▶ Job
Work through the data below and give the number of lines holding "this", nothing more.

-------- Data shown

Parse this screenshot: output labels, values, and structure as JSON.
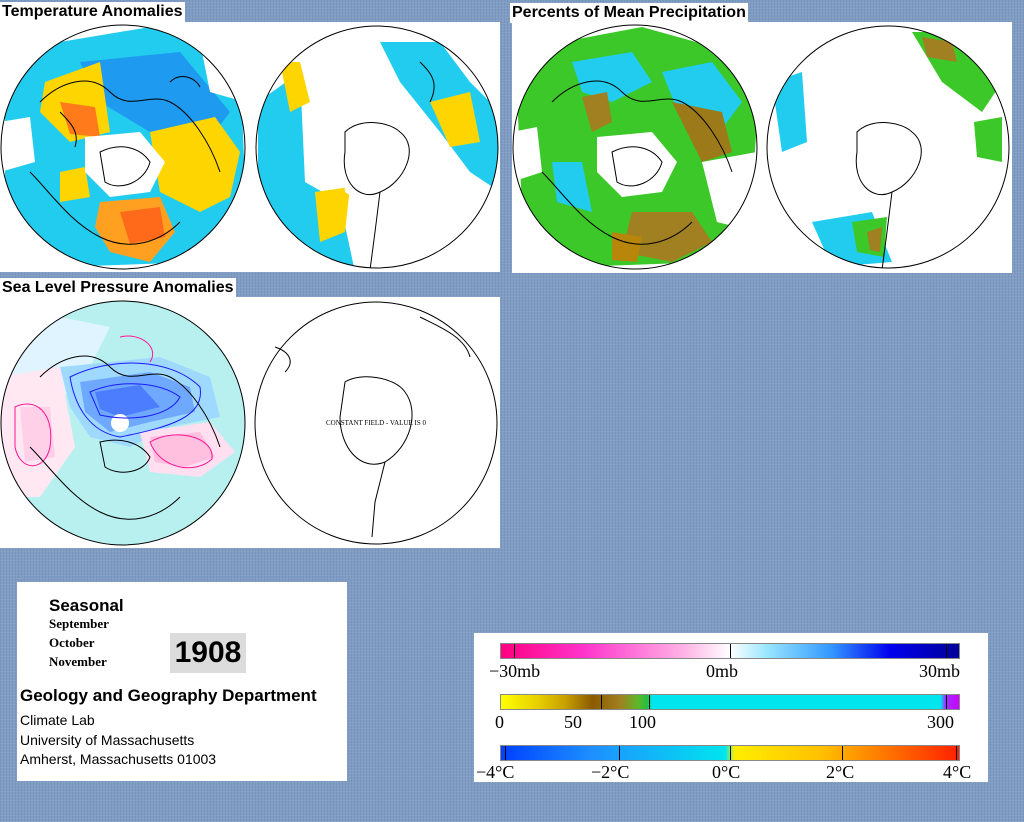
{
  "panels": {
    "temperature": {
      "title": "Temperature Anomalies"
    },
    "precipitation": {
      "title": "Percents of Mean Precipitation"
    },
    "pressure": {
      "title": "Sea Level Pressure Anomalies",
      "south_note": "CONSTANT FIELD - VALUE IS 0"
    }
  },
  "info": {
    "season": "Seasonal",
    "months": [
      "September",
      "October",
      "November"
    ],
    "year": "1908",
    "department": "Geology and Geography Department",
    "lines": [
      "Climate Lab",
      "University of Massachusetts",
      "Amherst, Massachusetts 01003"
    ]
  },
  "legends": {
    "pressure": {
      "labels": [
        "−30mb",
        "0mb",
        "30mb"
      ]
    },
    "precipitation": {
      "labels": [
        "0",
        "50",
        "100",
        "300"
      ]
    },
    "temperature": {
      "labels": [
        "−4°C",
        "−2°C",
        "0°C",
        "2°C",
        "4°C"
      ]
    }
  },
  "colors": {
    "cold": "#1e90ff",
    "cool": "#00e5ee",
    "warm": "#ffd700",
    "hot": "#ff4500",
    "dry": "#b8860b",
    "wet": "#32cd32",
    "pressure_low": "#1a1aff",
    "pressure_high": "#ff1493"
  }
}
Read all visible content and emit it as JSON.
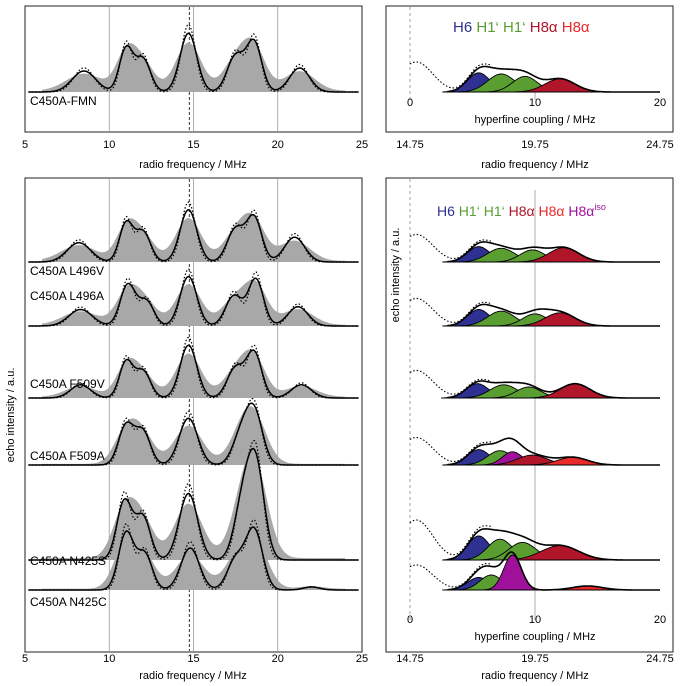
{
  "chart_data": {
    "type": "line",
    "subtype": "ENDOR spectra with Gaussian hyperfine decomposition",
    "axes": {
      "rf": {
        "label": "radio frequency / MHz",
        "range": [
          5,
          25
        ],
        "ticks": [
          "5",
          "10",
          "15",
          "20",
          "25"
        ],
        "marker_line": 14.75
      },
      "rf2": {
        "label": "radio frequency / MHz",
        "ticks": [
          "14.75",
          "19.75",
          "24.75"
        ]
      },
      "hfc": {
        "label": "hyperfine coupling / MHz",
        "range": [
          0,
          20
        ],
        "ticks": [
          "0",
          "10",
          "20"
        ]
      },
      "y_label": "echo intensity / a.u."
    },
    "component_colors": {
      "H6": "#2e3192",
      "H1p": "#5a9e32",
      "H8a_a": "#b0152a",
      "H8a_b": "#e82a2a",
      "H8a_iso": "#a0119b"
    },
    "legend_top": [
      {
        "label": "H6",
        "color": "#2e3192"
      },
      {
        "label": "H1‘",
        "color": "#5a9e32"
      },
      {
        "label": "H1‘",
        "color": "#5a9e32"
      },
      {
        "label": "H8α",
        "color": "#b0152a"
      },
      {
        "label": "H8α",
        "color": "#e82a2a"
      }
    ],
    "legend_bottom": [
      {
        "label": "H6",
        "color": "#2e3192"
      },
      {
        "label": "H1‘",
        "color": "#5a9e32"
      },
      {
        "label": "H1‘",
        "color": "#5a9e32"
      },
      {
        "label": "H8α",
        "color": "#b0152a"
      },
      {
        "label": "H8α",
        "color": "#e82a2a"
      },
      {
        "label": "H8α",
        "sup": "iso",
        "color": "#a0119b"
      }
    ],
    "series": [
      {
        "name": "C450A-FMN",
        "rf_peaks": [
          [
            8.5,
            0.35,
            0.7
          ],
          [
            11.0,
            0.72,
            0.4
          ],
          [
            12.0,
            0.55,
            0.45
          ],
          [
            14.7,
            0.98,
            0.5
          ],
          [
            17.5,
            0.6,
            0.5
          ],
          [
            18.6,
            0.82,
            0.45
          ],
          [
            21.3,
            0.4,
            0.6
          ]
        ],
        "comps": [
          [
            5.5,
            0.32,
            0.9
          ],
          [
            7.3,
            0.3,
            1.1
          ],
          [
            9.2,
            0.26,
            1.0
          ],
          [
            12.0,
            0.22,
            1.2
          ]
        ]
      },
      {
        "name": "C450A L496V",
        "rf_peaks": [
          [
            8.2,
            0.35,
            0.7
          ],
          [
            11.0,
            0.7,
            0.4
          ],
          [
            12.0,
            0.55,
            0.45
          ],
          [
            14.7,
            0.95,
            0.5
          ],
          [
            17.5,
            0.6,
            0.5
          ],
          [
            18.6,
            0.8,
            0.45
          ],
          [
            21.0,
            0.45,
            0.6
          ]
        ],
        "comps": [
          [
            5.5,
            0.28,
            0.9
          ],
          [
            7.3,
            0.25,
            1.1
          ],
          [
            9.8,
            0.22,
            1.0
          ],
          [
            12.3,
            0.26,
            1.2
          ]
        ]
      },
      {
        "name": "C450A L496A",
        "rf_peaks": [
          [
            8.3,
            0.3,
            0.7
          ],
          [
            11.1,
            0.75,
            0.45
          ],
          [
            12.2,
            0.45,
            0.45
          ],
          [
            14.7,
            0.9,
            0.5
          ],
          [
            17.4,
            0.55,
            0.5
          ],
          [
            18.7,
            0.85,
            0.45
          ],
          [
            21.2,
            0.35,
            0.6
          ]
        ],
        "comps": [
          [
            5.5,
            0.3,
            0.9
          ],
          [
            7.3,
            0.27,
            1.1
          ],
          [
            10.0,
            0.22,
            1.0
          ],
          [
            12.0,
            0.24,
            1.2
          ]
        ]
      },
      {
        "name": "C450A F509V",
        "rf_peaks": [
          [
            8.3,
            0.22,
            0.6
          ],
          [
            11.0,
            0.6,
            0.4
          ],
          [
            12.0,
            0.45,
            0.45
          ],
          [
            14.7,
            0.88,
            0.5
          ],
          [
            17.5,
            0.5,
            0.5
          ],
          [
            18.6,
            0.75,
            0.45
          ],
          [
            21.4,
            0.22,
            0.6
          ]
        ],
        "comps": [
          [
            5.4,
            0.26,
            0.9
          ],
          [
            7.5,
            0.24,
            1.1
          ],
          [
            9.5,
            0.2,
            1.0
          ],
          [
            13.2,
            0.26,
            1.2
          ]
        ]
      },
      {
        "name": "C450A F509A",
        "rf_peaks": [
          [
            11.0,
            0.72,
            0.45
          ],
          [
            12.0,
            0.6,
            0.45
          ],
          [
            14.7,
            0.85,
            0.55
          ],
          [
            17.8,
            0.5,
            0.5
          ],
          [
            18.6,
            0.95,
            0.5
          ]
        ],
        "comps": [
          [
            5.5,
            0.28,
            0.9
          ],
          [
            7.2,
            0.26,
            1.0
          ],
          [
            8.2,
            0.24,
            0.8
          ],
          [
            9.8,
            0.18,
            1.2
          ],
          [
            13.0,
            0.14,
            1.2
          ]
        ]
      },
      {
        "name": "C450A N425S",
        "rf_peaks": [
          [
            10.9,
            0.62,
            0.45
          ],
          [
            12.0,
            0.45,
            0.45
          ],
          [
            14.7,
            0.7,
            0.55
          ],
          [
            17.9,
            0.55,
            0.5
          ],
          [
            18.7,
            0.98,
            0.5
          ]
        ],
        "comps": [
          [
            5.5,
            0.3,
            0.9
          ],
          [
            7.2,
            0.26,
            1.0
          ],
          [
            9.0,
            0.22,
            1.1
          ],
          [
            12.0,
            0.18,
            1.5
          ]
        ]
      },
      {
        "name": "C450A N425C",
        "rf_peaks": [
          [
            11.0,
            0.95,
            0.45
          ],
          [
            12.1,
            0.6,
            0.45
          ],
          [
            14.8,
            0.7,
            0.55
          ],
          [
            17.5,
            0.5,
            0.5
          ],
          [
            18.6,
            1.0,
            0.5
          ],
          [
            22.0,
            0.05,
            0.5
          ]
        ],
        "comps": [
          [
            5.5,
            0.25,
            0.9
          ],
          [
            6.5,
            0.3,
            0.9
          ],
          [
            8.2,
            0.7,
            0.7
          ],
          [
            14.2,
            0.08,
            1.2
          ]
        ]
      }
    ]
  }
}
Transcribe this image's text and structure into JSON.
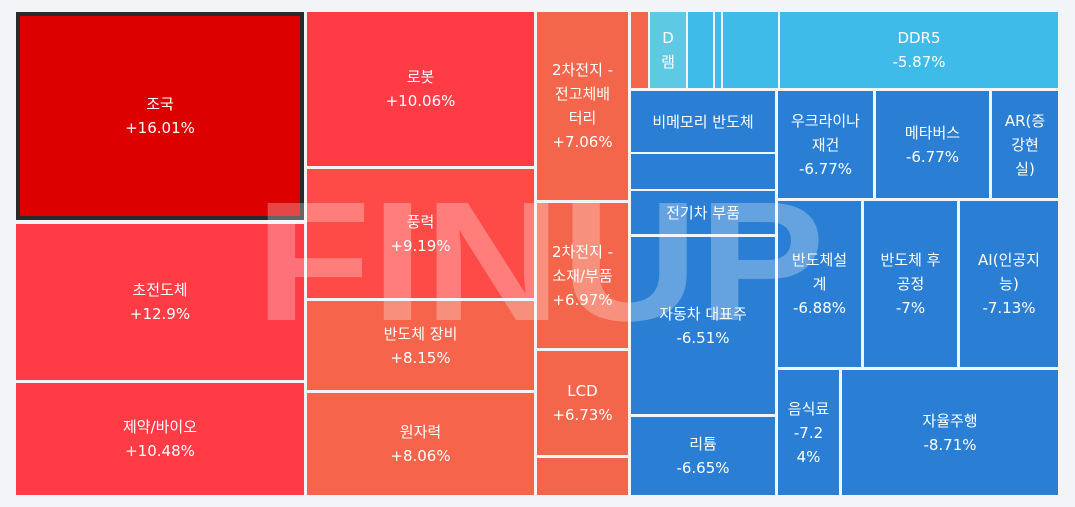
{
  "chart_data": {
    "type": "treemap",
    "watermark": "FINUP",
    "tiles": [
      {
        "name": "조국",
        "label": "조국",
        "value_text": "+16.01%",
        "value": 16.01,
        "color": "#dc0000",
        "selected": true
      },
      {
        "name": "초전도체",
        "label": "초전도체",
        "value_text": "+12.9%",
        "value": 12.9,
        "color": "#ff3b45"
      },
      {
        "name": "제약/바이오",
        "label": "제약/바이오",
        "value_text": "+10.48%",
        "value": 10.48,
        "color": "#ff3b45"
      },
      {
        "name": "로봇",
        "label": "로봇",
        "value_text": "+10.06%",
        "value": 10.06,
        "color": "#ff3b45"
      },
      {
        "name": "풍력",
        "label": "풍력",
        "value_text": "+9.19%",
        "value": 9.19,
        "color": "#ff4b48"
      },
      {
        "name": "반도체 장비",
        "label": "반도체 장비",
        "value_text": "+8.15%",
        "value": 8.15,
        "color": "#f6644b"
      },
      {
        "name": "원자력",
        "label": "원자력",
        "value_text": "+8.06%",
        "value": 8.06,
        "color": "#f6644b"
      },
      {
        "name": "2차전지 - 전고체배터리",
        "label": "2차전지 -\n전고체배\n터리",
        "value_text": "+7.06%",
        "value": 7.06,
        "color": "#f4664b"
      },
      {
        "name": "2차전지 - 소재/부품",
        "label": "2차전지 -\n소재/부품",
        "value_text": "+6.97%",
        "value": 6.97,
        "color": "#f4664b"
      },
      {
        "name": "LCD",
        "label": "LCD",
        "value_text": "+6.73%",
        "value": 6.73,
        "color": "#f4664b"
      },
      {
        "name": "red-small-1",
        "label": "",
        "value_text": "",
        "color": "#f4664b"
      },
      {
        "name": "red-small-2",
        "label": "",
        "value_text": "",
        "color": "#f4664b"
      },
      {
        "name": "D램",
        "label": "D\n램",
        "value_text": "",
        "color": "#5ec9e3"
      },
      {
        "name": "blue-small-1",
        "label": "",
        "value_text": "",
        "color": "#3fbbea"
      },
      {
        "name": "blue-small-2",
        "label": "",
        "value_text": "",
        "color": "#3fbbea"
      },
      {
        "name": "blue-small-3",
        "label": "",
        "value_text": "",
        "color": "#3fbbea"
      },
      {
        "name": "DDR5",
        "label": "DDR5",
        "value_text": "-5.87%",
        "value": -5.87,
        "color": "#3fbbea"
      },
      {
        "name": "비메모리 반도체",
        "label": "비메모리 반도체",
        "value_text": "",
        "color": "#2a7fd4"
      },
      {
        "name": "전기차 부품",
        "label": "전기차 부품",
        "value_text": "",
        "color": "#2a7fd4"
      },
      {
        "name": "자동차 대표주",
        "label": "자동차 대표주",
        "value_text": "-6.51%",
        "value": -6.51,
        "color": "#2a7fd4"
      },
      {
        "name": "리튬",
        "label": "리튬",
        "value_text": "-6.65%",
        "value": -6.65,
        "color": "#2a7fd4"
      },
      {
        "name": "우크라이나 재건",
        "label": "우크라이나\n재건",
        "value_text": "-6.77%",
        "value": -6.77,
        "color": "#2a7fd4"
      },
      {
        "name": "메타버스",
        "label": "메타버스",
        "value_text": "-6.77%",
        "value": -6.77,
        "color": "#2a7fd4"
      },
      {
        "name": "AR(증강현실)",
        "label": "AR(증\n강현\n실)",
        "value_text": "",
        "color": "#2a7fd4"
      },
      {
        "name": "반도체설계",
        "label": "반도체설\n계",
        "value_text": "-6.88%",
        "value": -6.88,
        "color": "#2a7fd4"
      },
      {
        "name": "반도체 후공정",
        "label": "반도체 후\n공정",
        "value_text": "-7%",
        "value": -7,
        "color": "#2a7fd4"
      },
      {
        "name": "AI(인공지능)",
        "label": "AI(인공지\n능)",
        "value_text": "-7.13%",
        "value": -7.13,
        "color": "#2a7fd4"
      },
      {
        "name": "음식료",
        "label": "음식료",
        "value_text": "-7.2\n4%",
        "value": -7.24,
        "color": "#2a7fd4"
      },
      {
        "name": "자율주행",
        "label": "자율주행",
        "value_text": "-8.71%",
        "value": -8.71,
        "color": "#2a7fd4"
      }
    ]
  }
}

----------------

▶ Exercise solution
2